_Written request_
Copy every line from the data below in which the string "Brevo" can be found.
● ● ● ● ● ● ●
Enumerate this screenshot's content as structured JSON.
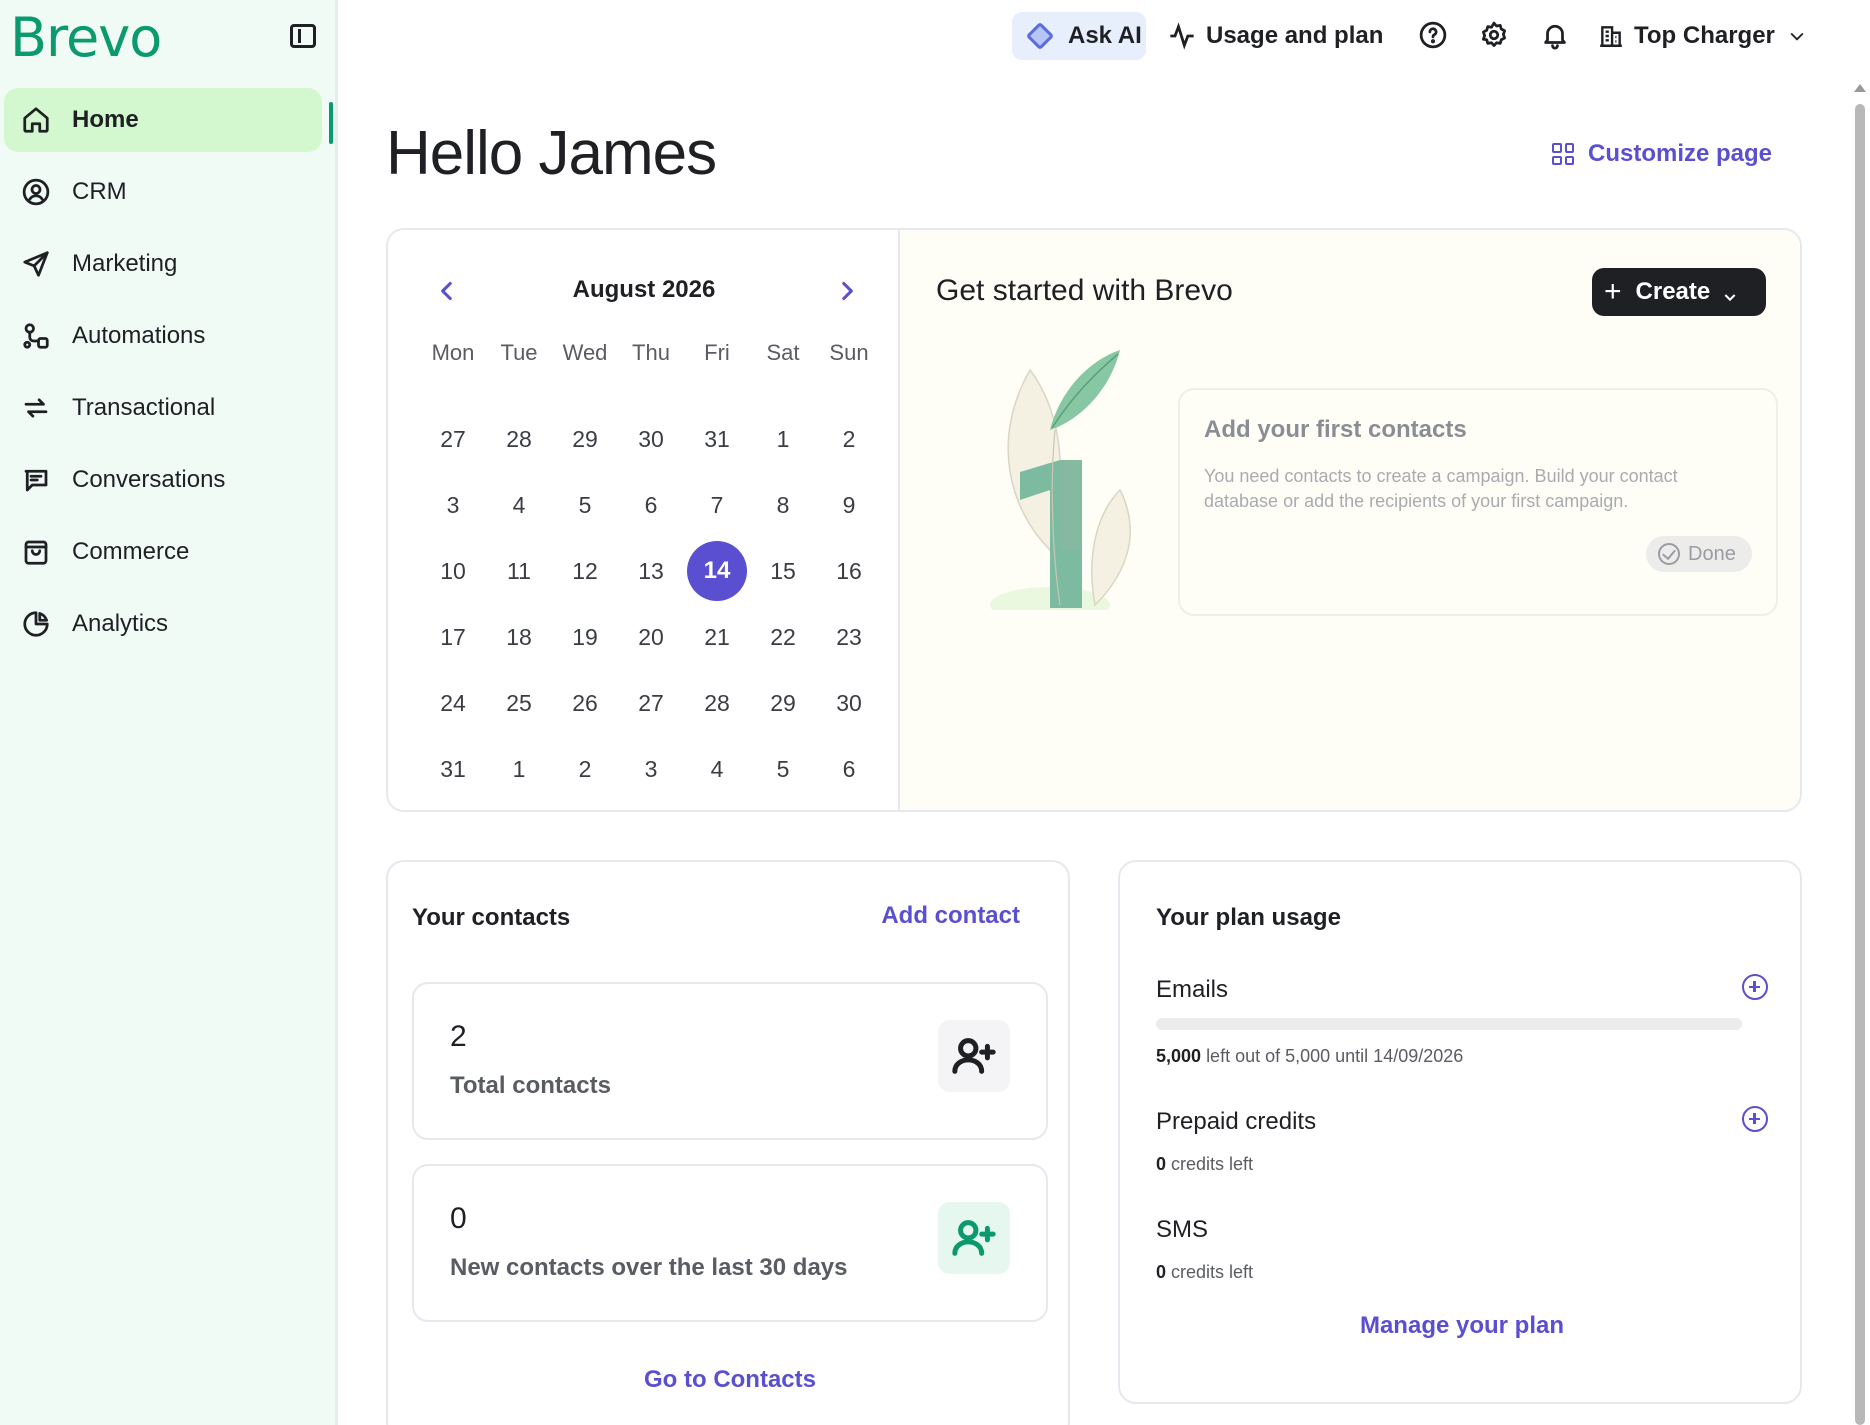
{
  "brand": {
    "logo": "Brevo",
    "accent": "#0b996e",
    "link_color": "#5b4fd1"
  },
  "sidebar": {
    "items": [
      {
        "label": "Home",
        "icon": "home-icon",
        "active": true
      },
      {
        "label": "CRM",
        "icon": "user-circle-icon"
      },
      {
        "label": "Marketing",
        "icon": "send-icon"
      },
      {
        "label": "Automations",
        "icon": "workflow-icon"
      },
      {
        "label": "Transactional",
        "icon": "arrows-exchange-icon"
      },
      {
        "label": "Conversations",
        "icon": "chat-icon"
      },
      {
        "label": "Commerce",
        "icon": "shopping-bag-icon"
      },
      {
        "label": "Analytics",
        "icon": "pie-chart-icon"
      }
    ]
  },
  "topbar": {
    "ask_ai": "Ask AI",
    "usage": "Usage and plan",
    "account": "Top Charger"
  },
  "main": {
    "greeting": "Hello James",
    "customize": "Customize page"
  },
  "calendar": {
    "title": "August 2026",
    "weekdays": [
      "Mon",
      "Tue",
      "Wed",
      "Thu",
      "Fri",
      "Sat",
      "Sun"
    ],
    "weeks": [
      [
        "27",
        "28",
        "29",
        "30",
        "31",
        "1",
        "2"
      ],
      [
        "3",
        "4",
        "5",
        "6",
        "7",
        "8",
        "9"
      ],
      [
        "10",
        "11",
        "12",
        "13",
        "14",
        "15",
        "16"
      ],
      [
        "17",
        "18",
        "19",
        "20",
        "21",
        "22",
        "23"
      ],
      [
        "24",
        "25",
        "26",
        "27",
        "28",
        "29",
        "30"
      ],
      [
        "31",
        "1",
        "2",
        "3",
        "4",
        "5",
        "6"
      ]
    ],
    "today": "14"
  },
  "get_started": {
    "title": "Get started with Brevo",
    "create_label": "Create",
    "task_title": "Add your first contacts",
    "task_desc": "You need contacts to create a campaign. Build your contact database or add the recipients of your first campaign.",
    "done_label": "Done"
  },
  "contacts": {
    "title": "Your contacts",
    "add_label": "Add contact",
    "total_value": "2",
    "total_label": "Total contacts",
    "new_value": "0",
    "new_label": "New contacts over the last 30 days",
    "go_label": "Go to Contacts"
  },
  "plan": {
    "title": "Your plan usage",
    "emails_title": "Emails",
    "emails_left": "5,000",
    "emails_detail": "left out of 5,000 until 14/09/2026",
    "emails_used_fraction": 0,
    "prepaid_title": "Prepaid credits",
    "prepaid_left": "0",
    "prepaid_detail": "credits left",
    "sms_title": "SMS",
    "sms_left": "0",
    "sms_detail": "credits left",
    "manage_label": "Manage your plan"
  }
}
● ● ● ● ● ● ●
_Task answer_
    "logo": "Brevo",
    "title": "Get started with Brevo",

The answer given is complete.